What is needed:
Count every line that has the word "Hazard". Give the number, without anything more.

Record set:
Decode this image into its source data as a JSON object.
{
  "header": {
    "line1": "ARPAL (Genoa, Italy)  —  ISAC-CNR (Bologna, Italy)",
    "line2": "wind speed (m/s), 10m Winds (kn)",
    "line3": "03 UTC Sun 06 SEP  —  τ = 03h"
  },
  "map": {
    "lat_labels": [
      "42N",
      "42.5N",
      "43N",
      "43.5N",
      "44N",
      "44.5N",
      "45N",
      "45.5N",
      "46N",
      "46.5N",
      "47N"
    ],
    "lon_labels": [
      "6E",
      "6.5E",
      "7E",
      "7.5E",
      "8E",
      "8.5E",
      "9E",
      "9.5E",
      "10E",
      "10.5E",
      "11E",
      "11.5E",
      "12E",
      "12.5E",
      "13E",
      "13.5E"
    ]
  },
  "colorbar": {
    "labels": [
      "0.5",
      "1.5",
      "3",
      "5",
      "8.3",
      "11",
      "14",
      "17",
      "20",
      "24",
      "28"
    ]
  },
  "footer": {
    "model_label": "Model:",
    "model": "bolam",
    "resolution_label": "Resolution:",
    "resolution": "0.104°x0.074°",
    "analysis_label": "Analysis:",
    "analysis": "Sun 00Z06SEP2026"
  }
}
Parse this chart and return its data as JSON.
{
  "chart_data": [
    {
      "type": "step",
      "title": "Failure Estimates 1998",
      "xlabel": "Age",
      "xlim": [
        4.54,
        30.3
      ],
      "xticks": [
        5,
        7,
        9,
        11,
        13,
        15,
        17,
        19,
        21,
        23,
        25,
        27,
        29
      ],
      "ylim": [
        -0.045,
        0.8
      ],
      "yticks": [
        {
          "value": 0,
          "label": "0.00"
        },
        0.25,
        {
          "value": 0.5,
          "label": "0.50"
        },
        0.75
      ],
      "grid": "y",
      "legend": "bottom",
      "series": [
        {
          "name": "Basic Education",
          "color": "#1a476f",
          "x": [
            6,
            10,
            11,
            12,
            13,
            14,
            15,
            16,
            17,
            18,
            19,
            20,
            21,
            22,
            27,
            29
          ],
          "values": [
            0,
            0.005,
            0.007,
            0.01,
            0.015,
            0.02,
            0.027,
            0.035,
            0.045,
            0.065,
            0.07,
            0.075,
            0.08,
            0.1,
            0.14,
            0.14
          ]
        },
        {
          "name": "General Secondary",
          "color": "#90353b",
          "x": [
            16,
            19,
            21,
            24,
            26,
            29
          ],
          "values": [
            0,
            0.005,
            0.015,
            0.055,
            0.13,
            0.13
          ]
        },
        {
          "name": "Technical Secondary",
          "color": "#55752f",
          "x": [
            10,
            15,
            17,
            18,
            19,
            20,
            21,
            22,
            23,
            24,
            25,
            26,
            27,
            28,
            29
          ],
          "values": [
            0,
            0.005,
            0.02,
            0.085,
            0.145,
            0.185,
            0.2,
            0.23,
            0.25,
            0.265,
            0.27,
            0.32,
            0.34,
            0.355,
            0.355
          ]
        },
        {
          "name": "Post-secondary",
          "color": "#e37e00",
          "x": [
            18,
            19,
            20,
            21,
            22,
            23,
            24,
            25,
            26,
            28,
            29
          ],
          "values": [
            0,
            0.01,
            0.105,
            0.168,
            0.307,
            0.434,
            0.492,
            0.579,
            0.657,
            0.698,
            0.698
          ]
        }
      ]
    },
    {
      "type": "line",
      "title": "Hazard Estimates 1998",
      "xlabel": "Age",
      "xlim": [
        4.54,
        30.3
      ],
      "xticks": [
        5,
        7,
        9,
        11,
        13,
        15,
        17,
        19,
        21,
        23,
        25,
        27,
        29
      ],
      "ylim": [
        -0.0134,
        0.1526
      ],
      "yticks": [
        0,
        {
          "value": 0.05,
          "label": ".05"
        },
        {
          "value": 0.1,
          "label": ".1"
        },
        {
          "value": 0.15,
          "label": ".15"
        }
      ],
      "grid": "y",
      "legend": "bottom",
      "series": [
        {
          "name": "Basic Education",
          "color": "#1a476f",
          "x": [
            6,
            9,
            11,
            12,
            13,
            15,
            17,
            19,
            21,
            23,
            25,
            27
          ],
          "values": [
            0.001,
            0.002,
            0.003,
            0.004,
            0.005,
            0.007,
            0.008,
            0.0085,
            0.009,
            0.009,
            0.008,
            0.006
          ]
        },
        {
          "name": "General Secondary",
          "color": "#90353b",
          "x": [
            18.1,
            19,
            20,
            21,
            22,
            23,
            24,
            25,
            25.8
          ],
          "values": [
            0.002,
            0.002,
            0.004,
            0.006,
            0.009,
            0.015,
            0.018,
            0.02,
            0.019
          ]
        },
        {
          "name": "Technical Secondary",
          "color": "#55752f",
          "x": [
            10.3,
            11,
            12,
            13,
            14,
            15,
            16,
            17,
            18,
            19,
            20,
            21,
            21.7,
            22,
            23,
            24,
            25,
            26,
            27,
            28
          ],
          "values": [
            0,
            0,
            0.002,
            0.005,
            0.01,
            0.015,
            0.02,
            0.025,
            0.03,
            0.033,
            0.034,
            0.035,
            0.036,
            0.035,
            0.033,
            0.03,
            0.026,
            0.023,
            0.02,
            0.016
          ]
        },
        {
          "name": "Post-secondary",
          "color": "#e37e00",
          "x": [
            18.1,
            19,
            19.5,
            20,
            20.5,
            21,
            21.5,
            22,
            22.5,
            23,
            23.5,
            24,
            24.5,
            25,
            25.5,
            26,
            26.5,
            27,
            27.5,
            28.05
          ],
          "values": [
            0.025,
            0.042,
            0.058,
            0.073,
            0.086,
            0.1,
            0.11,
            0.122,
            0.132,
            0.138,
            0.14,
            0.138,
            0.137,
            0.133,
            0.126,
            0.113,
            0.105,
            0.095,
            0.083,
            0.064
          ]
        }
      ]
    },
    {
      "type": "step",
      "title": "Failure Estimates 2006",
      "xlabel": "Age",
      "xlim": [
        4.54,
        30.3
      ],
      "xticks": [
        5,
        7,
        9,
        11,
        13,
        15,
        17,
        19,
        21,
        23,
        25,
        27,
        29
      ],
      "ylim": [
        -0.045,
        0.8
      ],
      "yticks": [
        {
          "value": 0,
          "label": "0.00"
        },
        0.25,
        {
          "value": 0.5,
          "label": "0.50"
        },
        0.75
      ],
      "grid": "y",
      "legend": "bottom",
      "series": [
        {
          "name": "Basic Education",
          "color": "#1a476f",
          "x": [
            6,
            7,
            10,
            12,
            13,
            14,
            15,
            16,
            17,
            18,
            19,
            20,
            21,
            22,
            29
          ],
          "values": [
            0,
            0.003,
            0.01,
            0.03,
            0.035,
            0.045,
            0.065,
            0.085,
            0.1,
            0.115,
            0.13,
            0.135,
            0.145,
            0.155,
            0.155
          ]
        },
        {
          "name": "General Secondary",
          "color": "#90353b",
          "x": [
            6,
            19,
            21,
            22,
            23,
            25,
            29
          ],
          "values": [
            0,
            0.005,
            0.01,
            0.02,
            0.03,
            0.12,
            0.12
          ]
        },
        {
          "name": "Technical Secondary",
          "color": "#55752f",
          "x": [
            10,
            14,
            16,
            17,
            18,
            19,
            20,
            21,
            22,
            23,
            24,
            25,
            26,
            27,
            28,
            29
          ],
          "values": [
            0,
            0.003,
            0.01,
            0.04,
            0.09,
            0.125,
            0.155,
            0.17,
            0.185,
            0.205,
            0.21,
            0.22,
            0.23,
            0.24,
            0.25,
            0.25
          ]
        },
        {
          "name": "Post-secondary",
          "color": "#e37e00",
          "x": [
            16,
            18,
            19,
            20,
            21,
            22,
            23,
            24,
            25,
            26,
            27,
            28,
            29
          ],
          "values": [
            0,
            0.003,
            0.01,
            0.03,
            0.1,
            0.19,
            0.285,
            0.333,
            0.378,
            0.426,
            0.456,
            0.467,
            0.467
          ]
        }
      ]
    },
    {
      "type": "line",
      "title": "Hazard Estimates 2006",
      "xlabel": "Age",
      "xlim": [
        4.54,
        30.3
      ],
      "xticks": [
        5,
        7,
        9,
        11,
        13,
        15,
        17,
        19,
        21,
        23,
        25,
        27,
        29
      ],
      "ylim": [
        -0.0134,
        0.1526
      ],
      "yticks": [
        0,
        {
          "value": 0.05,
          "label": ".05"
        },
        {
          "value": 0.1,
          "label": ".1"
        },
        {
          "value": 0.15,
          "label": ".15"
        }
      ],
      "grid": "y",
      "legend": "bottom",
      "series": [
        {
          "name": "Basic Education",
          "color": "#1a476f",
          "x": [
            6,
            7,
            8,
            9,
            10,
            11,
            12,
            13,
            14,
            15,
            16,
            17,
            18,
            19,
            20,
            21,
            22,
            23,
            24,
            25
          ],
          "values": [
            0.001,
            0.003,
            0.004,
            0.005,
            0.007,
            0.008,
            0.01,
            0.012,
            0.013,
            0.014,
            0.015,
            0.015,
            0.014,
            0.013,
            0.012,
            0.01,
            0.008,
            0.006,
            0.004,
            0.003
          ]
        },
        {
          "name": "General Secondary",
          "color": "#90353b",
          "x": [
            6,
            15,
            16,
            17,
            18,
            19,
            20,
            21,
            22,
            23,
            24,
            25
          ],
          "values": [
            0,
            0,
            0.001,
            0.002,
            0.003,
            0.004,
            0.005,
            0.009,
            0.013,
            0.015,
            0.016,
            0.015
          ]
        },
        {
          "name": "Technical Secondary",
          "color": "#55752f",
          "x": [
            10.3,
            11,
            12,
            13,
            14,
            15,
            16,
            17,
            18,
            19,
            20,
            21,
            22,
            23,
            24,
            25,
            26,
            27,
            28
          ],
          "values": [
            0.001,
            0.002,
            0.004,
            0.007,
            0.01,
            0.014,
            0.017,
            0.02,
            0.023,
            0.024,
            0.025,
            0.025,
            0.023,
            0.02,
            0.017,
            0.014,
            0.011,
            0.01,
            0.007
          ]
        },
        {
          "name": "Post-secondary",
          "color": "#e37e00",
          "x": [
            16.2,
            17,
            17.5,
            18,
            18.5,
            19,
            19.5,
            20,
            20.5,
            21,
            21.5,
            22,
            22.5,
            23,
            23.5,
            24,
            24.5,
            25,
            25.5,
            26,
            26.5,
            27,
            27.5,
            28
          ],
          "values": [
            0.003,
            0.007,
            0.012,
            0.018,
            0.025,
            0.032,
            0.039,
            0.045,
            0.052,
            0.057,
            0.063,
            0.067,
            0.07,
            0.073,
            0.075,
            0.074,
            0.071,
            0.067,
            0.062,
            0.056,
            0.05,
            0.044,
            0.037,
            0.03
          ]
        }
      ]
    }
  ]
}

Solution to the exercise:
2